**DATA TO USE:**
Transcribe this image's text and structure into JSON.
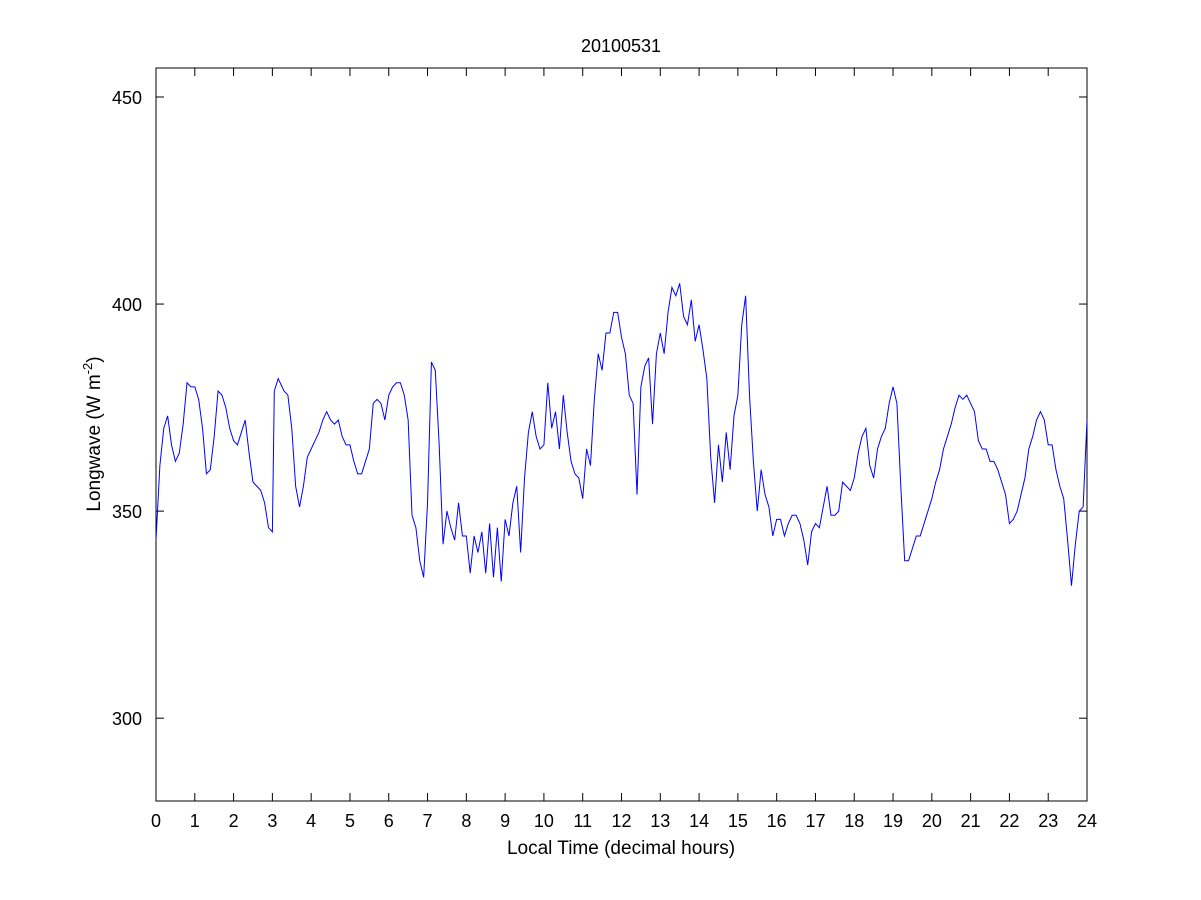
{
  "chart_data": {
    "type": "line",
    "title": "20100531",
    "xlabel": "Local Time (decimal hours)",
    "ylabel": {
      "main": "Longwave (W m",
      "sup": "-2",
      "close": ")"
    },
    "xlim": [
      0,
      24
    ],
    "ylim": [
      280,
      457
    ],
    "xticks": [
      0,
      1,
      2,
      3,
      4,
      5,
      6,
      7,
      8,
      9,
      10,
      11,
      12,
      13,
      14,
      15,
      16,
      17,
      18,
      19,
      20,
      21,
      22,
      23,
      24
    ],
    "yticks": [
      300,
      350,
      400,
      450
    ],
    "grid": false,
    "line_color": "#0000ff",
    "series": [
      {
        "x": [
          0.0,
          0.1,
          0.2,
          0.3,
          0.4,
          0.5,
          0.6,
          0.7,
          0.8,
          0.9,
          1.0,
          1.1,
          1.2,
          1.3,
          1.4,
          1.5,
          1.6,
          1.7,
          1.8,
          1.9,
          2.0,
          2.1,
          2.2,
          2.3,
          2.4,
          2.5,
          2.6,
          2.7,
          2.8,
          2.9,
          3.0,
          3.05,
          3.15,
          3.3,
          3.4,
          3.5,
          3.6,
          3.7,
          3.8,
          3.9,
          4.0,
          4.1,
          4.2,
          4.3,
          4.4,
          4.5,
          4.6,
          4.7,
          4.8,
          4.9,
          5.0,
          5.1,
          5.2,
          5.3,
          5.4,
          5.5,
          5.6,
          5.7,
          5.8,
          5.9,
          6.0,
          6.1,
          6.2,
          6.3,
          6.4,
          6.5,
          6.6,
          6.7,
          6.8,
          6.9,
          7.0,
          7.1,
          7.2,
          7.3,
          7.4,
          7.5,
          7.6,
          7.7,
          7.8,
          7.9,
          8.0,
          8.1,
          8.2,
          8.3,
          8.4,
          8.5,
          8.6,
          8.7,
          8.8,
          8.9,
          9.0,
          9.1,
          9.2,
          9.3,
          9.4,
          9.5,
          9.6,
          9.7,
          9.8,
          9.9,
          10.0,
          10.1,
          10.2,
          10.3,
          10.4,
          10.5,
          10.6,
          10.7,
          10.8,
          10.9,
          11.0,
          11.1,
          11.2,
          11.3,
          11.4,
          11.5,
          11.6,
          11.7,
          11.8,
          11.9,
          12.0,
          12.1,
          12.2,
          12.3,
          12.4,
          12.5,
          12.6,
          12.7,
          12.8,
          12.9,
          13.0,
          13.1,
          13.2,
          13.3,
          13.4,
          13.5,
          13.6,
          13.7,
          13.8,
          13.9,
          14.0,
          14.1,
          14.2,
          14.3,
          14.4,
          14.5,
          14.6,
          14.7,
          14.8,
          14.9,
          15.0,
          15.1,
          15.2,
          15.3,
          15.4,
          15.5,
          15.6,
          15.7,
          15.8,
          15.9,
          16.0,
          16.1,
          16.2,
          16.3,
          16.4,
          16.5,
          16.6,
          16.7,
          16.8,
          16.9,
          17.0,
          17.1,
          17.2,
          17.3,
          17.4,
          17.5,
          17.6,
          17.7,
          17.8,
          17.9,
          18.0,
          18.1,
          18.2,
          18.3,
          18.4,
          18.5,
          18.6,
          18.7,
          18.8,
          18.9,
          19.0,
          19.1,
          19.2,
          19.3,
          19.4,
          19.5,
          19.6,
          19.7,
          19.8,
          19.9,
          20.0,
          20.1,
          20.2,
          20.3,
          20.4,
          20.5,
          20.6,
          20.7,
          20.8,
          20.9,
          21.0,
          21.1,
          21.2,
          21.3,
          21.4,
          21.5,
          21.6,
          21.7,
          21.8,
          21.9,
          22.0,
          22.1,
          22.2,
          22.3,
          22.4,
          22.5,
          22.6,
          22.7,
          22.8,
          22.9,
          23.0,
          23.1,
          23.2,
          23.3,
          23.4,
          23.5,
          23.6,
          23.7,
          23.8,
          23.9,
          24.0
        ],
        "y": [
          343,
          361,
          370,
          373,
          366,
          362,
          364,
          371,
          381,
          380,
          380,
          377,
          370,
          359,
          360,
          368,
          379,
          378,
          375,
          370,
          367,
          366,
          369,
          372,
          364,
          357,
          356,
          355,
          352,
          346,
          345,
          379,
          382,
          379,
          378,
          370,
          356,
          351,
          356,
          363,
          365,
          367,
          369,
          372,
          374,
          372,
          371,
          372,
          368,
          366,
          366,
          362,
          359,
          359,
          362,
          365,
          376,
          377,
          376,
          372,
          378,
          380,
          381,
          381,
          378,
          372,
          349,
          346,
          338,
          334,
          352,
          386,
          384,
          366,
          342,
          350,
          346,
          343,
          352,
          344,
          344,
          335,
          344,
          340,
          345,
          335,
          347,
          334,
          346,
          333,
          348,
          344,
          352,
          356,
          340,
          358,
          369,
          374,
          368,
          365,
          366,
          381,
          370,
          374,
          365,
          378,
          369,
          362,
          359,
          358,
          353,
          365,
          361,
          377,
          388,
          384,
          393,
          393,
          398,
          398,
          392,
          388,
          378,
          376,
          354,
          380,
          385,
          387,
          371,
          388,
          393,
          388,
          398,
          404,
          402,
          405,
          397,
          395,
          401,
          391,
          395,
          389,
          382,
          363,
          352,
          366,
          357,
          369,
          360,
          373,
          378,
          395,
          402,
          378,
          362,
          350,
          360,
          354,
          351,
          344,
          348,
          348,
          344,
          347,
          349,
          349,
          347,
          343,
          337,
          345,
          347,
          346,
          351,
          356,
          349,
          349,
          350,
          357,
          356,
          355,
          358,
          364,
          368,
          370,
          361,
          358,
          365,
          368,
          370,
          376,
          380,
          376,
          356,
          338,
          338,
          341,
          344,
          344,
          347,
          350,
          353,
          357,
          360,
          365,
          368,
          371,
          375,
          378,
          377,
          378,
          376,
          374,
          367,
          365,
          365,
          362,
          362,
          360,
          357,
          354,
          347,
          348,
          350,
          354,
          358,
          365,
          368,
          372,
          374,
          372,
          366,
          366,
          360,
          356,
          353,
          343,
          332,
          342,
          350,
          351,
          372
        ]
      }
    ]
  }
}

**GIVEN TASK:** Reproduce the whole listing word for word, setting aside any pictures.

**ANSWER TO THIS TASK:**
Transcribe this image's text and structure into JSON.
{
  "chart_data": {
    "type": "line",
    "title": "20100531",
    "xlabel": "Local Time (decimal hours)",
    "ylabel": {
      "main": "Longwave (W m",
      "sup": "-2",
      "close": ")"
    },
    "xlim": [
      0,
      24
    ],
    "ylim": [
      280,
      457
    ],
    "xticks": [
      0,
      1,
      2,
      3,
      4,
      5,
      6,
      7,
      8,
      9,
      10,
      11,
      12,
      13,
      14,
      15,
      16,
      17,
      18,
      19,
      20,
      21,
      22,
      23,
      24
    ],
    "yticks": [
      300,
      350,
      400,
      450
    ],
    "grid": false,
    "line_color": "#0000ff",
    "series": [
      {
        "x": [
          0.0,
          0.1,
          0.2,
          0.3,
          0.4,
          0.5,
          0.6,
          0.7,
          0.8,
          0.9,
          1.0,
          1.1,
          1.2,
          1.3,
          1.4,
          1.5,
          1.6,
          1.7,
          1.8,
          1.9,
          2.0,
          2.1,
          2.2,
          2.3,
          2.4,
          2.5,
          2.6,
          2.7,
          2.8,
          2.9,
          3.0,
          3.05,
          3.15,
          3.3,
          3.4,
          3.5,
          3.6,
          3.7,
          3.8,
          3.9,
          4.0,
          4.1,
          4.2,
          4.3,
          4.4,
          4.5,
          4.6,
          4.7,
          4.8,
          4.9,
          5.0,
          5.1,
          5.2,
          5.3,
          5.4,
          5.5,
          5.6,
          5.7,
          5.8,
          5.9,
          6.0,
          6.1,
          6.2,
          6.3,
          6.4,
          6.5,
          6.6,
          6.7,
          6.8,
          6.9,
          7.0,
          7.1,
          7.2,
          7.3,
          7.4,
          7.5,
          7.6,
          7.7,
          7.8,
          7.9,
          8.0,
          8.1,
          8.2,
          8.3,
          8.4,
          8.5,
          8.6,
          8.7,
          8.8,
          8.9,
          9.0,
          9.1,
          9.2,
          9.3,
          9.4,
          9.5,
          9.6,
          9.7,
          9.8,
          9.9,
          10.0,
          10.1,
          10.2,
          10.3,
          10.4,
          10.5,
          10.6,
          10.7,
          10.8,
          10.9,
          11.0,
          11.1,
          11.2,
          11.3,
          11.4,
          11.5,
          11.6,
          11.7,
          11.8,
          11.9,
          12.0,
          12.1,
          12.2,
          12.3,
          12.4,
          12.5,
          12.6,
          12.7,
          12.8,
          12.9,
          13.0,
          13.1,
          13.2,
          13.3,
          13.4,
          13.5,
          13.6,
          13.7,
          13.8,
          13.9,
          14.0,
          14.1,
          14.2,
          14.3,
          14.4,
          14.5,
          14.6,
          14.7,
          14.8,
          14.9,
          15.0,
          15.1,
          15.2,
          15.3,
          15.4,
          15.5,
          15.6,
          15.7,
          15.8,
          15.9,
          16.0,
          16.1,
          16.2,
          16.3,
          16.4,
          16.5,
          16.6,
          16.7,
          16.8,
          16.9,
          17.0,
          17.1,
          17.2,
          17.3,
          17.4,
          17.5,
          17.6,
          17.7,
          17.8,
          17.9,
          18.0,
          18.1,
          18.2,
          18.3,
          18.4,
          18.5,
          18.6,
          18.7,
          18.8,
          18.9,
          19.0,
          19.1,
          19.2,
          19.3,
          19.4,
          19.5,
          19.6,
          19.7,
          19.8,
          19.9,
          20.0,
          20.1,
          20.2,
          20.3,
          20.4,
          20.5,
          20.6,
          20.7,
          20.8,
          20.9,
          21.0,
          21.1,
          21.2,
          21.3,
          21.4,
          21.5,
          21.6,
          21.7,
          21.8,
          21.9,
          22.0,
          22.1,
          22.2,
          22.3,
          22.4,
          22.5,
          22.6,
          22.7,
          22.8,
          22.9,
          23.0,
          23.1,
          23.2,
          23.3,
          23.4,
          23.5,
          23.6,
          23.7,
          23.8,
          23.9,
          24.0
        ],
        "y": [
          343,
          361,
          370,
          373,
          366,
          362,
          364,
          371,
          381,
          380,
          380,
          377,
          370,
          359,
          360,
          368,
          379,
          378,
          375,
          370,
          367,
          366,
          369,
          372,
          364,
          357,
          356,
          355,
          352,
          346,
          345,
          379,
          382,
          379,
          378,
          370,
          356,
          351,
          356,
          363,
          365,
          367,
          369,
          372,
          374,
          372,
          371,
          372,
          368,
          366,
          366,
          362,
          359,
          359,
          362,
          365,
          376,
          377,
          376,
          372,
          378,
          380,
          381,
          381,
          378,
          372,
          349,
          346,
          338,
          334,
          352,
          386,
          384,
          366,
          342,
          350,
          346,
          343,
          352,
          344,
          344,
          335,
          344,
          340,
          345,
          335,
          347,
          334,
          346,
          333,
          348,
          344,
          352,
          356,
          340,
          358,
          369,
          374,
          368,
          365,
          366,
          381,
          370,
          374,
          365,
          378,
          369,
          362,
          359,
          358,
          353,
          365,
          361,
          377,
          388,
          384,
          393,
          393,
          398,
          398,
          392,
          388,
          378,
          376,
          354,
          380,
          385,
          387,
          371,
          388,
          393,
          388,
          398,
          404,
          402,
          405,
          397,
          395,
          401,
          391,
          395,
          389,
          382,
          363,
          352,
          366,
          357,
          369,
          360,
          373,
          378,
          395,
          402,
          378,
          362,
          350,
          360,
          354,
          351,
          344,
          348,
          348,
          344,
          347,
          349,
          349,
          347,
          343,
          337,
          345,
          347,
          346,
          351,
          356,
          349,
          349,
          350,
          357,
          356,
          355,
          358,
          364,
          368,
          370,
          361,
          358,
          365,
          368,
          370,
          376,
          380,
          376,
          356,
          338,
          338,
          341,
          344,
          344,
          347,
          350,
          353,
          357,
          360,
          365,
          368,
          371,
          375,
          378,
          377,
          378,
          376,
          374,
          367,
          365,
          365,
          362,
          362,
          360,
          357,
          354,
          347,
          348,
          350,
          354,
          358,
          365,
          368,
          372,
          374,
          372,
          366,
          366,
          360,
          356,
          353,
          343,
          332,
          342,
          350,
          351,
          372
        ]
      }
    ]
  }
}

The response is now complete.